## TASK DIRECTIONS
Every entry that follows should be reproduced exactly.

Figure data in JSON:
[BEGIN]

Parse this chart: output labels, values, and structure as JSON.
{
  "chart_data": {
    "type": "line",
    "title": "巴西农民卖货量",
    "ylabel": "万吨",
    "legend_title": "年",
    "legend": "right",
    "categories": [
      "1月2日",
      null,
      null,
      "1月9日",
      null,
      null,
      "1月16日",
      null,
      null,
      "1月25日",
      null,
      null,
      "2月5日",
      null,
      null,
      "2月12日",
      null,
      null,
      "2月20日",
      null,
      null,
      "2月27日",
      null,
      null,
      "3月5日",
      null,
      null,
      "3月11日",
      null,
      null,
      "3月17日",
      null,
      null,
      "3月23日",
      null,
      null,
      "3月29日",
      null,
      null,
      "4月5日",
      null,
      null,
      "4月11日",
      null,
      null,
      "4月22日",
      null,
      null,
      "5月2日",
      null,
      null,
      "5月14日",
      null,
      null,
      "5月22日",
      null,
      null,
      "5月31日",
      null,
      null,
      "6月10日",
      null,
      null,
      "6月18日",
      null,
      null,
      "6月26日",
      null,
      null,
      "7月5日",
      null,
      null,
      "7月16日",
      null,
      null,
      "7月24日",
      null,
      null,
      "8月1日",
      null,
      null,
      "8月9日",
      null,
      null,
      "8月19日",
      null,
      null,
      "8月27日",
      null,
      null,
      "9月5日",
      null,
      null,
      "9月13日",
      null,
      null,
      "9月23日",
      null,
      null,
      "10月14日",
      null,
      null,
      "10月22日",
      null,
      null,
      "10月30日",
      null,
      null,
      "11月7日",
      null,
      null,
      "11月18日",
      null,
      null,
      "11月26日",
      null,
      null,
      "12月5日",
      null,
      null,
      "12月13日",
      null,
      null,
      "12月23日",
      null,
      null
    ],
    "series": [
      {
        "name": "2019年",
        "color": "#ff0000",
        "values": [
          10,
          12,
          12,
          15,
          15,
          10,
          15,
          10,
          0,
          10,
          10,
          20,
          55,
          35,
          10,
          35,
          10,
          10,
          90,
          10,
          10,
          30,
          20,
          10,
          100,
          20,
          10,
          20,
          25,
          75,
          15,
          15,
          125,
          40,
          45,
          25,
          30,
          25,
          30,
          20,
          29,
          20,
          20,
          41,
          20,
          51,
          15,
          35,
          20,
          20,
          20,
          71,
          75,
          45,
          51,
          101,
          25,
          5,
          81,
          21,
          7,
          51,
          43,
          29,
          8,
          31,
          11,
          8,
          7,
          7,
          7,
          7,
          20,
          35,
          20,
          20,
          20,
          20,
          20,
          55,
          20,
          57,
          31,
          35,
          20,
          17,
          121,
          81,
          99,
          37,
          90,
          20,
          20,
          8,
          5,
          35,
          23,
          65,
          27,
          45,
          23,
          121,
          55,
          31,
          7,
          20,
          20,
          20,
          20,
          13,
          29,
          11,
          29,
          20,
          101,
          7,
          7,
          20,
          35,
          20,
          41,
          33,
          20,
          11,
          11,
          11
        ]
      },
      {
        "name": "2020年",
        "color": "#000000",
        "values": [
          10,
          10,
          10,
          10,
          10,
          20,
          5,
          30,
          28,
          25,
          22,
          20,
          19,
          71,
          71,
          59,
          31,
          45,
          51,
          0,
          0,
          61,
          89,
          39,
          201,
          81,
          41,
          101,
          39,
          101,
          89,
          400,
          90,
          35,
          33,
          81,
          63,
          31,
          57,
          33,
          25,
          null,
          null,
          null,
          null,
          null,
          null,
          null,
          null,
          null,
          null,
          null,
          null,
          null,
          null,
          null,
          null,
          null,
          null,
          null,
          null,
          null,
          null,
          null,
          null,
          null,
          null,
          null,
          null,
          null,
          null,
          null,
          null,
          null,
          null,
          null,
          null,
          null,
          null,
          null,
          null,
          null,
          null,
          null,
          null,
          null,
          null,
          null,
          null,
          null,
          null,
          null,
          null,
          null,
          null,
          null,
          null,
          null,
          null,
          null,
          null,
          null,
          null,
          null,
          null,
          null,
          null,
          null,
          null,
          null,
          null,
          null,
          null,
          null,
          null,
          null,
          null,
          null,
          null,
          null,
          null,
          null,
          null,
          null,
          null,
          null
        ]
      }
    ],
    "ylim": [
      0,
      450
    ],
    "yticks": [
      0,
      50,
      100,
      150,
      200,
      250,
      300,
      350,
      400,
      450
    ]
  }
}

[END]

## SOLUTION TO THE PROBLEM
Parse this chart: output labels, values, and structure as JSON.
{
  "chart_data": {
    "type": "line",
    "title": "巴西农民卖货量",
    "ylabel": "万吨",
    "legend_title": "年",
    "legend": "right",
    "categories": [
      "1月2日",
      null,
      null,
      "1月9日",
      null,
      null,
      "1月16日",
      null,
      null,
      "1月25日",
      null,
      null,
      "2月5日",
      null,
      null,
      "2月12日",
      null,
      null,
      "2月20日",
      null,
      null,
      "2月27日",
      null,
      null,
      "3月5日",
      null,
      null,
      "3月11日",
      null,
      null,
      "3月17日",
      null,
      null,
      "3月23日",
      null,
      null,
      "3月29日",
      null,
      null,
      "4月5日",
      null,
      null,
      "4月11日",
      null,
      null,
      "4月22日",
      null,
      null,
      "5月2日",
      null,
      null,
      "5月14日",
      null,
      null,
      "5月22日",
      null,
      null,
      "5月31日",
      null,
      null,
      "6月10日",
      null,
      null,
      "6月18日",
      null,
      null,
      "6月26日",
      null,
      null,
      "7月5日",
      null,
      null,
      "7月16日",
      null,
      null,
      "7月24日",
      null,
      null,
      "8月1日",
      null,
      null,
      "8月9日",
      null,
      null,
      "8月19日",
      null,
      null,
      "8月27日",
      null,
      null,
      "9月5日",
      null,
      null,
      "9月13日",
      null,
      null,
      "9月23日",
      null,
      null,
      "10月14日",
      null,
      null,
      "10月22日",
      null,
      null,
      "10月30日",
      null,
      null,
      "11月7日",
      null,
      null,
      "11月18日",
      null,
      null,
      "11月26日",
      null,
      null,
      "12月5日",
      null,
      null,
      "12月13日",
      null,
      null,
      "12月23日",
      null,
      null
    ],
    "series": [
      {
        "name": "2019年",
        "color": "#ff0000",
        "values": [
          10,
          12,
          12,
          15,
          15,
          10,
          15,
          10,
          0,
          10,
          10,
          20,
          55,
          35,
          10,
          35,
          10,
          10,
          90,
          10,
          10,
          30,
          20,
          10,
          100,
          20,
          10,
          20,
          25,
          75,
          15,
          15,
          125,
          40,
          45,
          25,
          30,
          25,
          30,
          20,
          29,
          20,
          20,
          41,
          20,
          51,
          15,
          35,
          20,
          20,
          20,
          71,
          75,
          45,
          51,
          101,
          25,
          5,
          81,
          21,
          7,
          51,
          43,
          29,
          8,
          31,
          11,
          8,
          7,
          7,
          7,
          7,
          20,
          35,
          20,
          20,
          20,
          20,
          20,
          55,
          20,
          57,
          31,
          35,
          20,
          17,
          121,
          81,
          99,
          37,
          90,
          20,
          20,
          8,
          5,
          35,
          23,
          65,
          27,
          45,
          23,
          121,
          55,
          31,
          7,
          20,
          20,
          20,
          20,
          13,
          29,
          11,
          29,
          20,
          101,
          7,
          7,
          20,
          35,
          20,
          41,
          33,
          20,
          11,
          11,
          11
        ]
      },
      {
        "name": "2020年",
        "color": "#000000",
        "values": [
          10,
          10,
          10,
          10,
          10,
          20,
          5,
          30,
          28,
          25,
          22,
          20,
          19,
          71,
          71,
          59,
          31,
          45,
          51,
          0,
          0,
          61,
          89,
          39,
          201,
          81,
          41,
          101,
          39,
          101,
          89,
          400,
          90,
          35,
          33,
          81,
          63,
          31,
          57,
          33,
          25,
          null,
          null,
          null,
          null,
          null,
          null,
          null,
          null,
          null,
          null,
          null,
          null,
          null,
          null,
          null,
          null,
          null,
          null,
          null,
          null,
          null,
          null,
          null,
          null,
          null,
          null,
          null,
          null,
          null,
          null,
          null,
          null,
          null,
          null,
          null,
          null,
          null,
          null,
          null,
          null,
          null,
          null,
          null,
          null,
          null,
          null,
          null,
          null,
          null,
          null,
          null,
          null,
          null,
          null,
          null,
          null,
          null,
          null,
          null,
          null,
          null,
          null,
          null,
          null,
          null,
          null,
          null,
          null,
          null,
          null,
          null,
          null,
          null,
          null,
          null,
          null,
          null,
          null,
          null,
          null,
          null,
          null,
          null,
          null,
          null
        ]
      }
    ],
    "ylim": [
      0,
      450
    ],
    "yticks": [
      0,
      50,
      100,
      150,
      200,
      250,
      300,
      350,
      400,
      450
    ]
  }
}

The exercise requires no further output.